> **Given instruction**
Below are the entries; state how many of their lines contain the string "submissions", and nothing more.

BEGIN Task inputs

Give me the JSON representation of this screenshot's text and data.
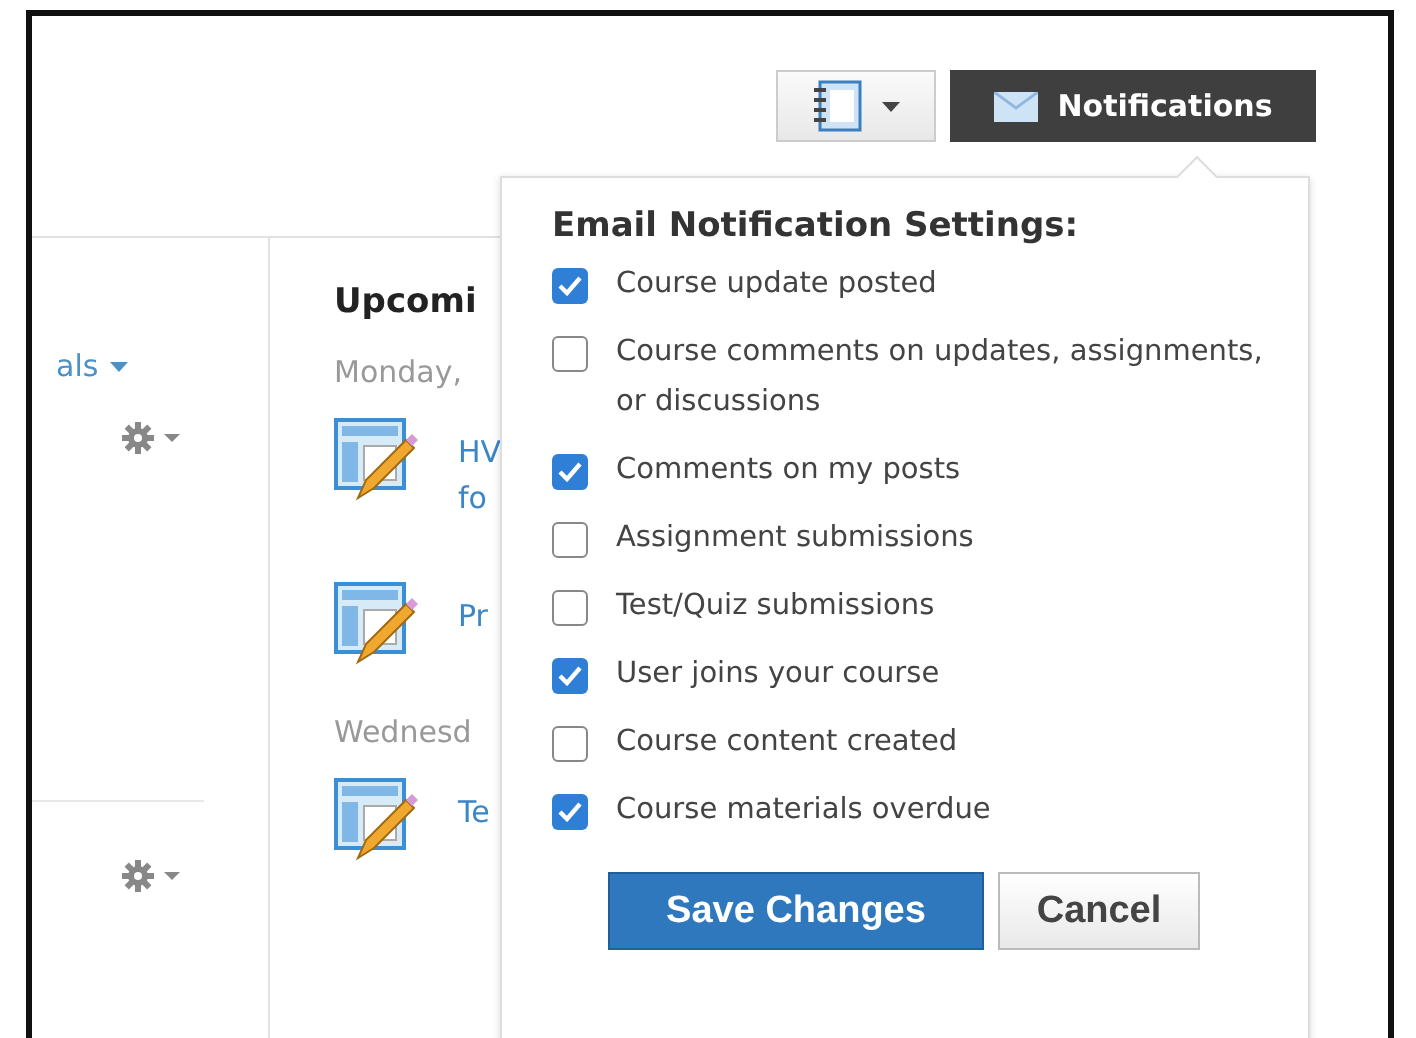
{
  "toolbar": {
    "notebook_button": {
      "kind": "dropdown"
    },
    "notifications_button": {
      "label": "Notifications"
    }
  },
  "left_panel": {
    "link": "als",
    "sections": [
      {
        "kind": "gear"
      },
      {
        "kind": "gear"
      }
    ]
  },
  "upcoming": {
    "title": "Upcomi",
    "groups": [
      {
        "day": "Monday,",
        "items": [
          {
            "lines": [
              "HV",
              "fo"
            ]
          },
          {
            "lines": [
              "Pr"
            ]
          }
        ]
      },
      {
        "day": "Wednesd",
        "items": [
          {
            "lines": [
              "Te"
            ]
          }
        ]
      }
    ]
  },
  "popup": {
    "title": "Email Notification Settings:",
    "options": [
      {
        "label": "Course update posted",
        "checked": true
      },
      {
        "label": "Course comments on updates, assignments, or discussions",
        "checked": false
      },
      {
        "label": "Comments on my posts",
        "checked": true
      },
      {
        "label": "Assignment submissions",
        "checked": false
      },
      {
        "label": "Test/Quiz submissions",
        "checked": false
      },
      {
        "label": "User joins your course",
        "checked": true
      },
      {
        "label": "Course content created",
        "checked": false
      },
      {
        "label": "Course materials overdue",
        "checked": true
      }
    ],
    "buttons": [
      {
        "label": "Save Changes",
        "kind": "primary"
      },
      {
        "label": "Cancel",
        "kind": "secondary"
      }
    ]
  }
}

END Task inputs

> **The solution**
2